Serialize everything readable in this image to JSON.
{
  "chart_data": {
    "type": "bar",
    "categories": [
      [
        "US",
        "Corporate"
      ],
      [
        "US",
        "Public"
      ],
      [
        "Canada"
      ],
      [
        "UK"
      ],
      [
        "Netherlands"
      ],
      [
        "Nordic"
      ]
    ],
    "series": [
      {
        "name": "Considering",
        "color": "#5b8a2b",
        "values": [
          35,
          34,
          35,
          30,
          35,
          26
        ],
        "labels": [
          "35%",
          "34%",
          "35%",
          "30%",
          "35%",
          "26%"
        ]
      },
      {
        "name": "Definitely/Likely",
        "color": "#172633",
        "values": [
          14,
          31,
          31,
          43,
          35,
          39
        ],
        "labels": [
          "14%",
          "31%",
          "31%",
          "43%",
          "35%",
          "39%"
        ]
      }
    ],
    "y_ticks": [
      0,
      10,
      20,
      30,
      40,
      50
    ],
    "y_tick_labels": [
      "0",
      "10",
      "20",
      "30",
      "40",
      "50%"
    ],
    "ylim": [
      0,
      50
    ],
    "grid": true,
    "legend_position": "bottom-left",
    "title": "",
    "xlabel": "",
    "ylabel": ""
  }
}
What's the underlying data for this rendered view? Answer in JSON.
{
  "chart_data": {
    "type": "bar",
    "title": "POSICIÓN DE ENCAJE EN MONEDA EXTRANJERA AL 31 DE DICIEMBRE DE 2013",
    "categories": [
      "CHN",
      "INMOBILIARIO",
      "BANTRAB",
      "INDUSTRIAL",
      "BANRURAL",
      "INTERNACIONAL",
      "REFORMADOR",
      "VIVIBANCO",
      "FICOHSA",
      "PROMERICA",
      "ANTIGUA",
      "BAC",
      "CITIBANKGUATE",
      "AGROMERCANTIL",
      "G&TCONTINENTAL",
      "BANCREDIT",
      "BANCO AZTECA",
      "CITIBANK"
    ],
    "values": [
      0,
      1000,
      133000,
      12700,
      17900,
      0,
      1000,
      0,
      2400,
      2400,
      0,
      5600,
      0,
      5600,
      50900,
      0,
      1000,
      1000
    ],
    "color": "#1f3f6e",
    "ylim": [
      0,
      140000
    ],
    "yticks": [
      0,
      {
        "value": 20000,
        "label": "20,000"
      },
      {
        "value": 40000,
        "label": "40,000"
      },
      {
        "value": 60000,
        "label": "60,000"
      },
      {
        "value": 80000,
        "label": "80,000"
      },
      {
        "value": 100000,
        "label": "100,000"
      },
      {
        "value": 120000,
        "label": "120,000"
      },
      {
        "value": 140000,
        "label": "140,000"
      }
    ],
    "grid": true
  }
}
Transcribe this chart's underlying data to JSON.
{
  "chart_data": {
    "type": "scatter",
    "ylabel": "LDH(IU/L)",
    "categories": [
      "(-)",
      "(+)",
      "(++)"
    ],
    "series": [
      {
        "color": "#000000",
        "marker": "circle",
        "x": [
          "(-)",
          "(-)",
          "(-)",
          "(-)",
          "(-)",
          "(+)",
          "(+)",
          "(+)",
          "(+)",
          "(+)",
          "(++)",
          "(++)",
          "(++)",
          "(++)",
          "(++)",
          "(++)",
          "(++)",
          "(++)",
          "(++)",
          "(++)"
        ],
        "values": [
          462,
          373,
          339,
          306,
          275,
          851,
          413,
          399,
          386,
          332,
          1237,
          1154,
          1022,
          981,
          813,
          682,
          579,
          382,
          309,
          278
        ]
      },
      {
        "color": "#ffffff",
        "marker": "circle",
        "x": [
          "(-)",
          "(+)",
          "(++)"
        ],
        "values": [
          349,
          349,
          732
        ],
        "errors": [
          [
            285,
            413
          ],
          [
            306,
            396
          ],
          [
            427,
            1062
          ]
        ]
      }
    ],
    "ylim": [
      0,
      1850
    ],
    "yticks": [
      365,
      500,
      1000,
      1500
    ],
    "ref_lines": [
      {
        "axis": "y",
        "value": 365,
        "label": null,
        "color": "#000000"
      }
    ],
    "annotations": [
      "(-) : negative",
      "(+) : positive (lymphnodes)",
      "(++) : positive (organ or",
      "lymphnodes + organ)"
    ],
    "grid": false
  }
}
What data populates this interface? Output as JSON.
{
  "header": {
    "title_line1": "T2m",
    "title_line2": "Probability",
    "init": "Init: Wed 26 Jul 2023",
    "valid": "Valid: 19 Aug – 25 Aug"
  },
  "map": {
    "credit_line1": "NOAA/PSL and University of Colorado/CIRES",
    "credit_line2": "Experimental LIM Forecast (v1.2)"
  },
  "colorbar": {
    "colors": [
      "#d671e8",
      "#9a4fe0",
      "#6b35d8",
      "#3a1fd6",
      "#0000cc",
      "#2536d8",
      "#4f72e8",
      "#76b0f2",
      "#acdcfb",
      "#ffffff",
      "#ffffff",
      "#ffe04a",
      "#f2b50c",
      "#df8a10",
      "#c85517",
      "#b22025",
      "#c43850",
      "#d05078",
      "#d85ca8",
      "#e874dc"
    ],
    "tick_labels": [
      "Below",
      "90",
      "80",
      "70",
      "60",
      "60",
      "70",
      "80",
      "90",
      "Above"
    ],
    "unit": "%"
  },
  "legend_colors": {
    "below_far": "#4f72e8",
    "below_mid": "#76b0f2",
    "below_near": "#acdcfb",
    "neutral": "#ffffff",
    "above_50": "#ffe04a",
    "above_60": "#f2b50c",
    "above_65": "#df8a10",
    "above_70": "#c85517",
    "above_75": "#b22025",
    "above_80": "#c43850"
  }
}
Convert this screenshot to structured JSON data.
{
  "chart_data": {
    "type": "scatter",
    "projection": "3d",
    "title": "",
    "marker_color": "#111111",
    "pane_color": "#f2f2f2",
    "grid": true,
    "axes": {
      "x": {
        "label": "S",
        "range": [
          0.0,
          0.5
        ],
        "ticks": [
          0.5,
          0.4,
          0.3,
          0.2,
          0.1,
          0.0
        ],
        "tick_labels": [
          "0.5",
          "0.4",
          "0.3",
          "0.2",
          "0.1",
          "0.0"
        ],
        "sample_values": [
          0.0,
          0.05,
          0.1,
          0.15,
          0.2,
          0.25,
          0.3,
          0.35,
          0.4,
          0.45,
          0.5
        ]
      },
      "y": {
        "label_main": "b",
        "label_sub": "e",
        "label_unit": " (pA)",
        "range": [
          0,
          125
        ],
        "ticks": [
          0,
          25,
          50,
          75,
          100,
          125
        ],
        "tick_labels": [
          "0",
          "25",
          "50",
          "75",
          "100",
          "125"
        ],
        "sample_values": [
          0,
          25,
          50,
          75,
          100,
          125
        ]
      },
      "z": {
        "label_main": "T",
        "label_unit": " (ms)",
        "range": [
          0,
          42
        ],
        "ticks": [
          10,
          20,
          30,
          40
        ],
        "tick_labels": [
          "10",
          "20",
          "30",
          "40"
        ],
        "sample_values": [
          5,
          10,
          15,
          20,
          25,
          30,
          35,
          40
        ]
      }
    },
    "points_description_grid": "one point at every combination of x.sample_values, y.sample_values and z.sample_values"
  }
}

[Aim of the exercise] Identify and copy the lines holding the word "What".

[Written response]
What's the underlying data for this rendered view? Answer in JSON.
What data populates this interface? Output as JSON.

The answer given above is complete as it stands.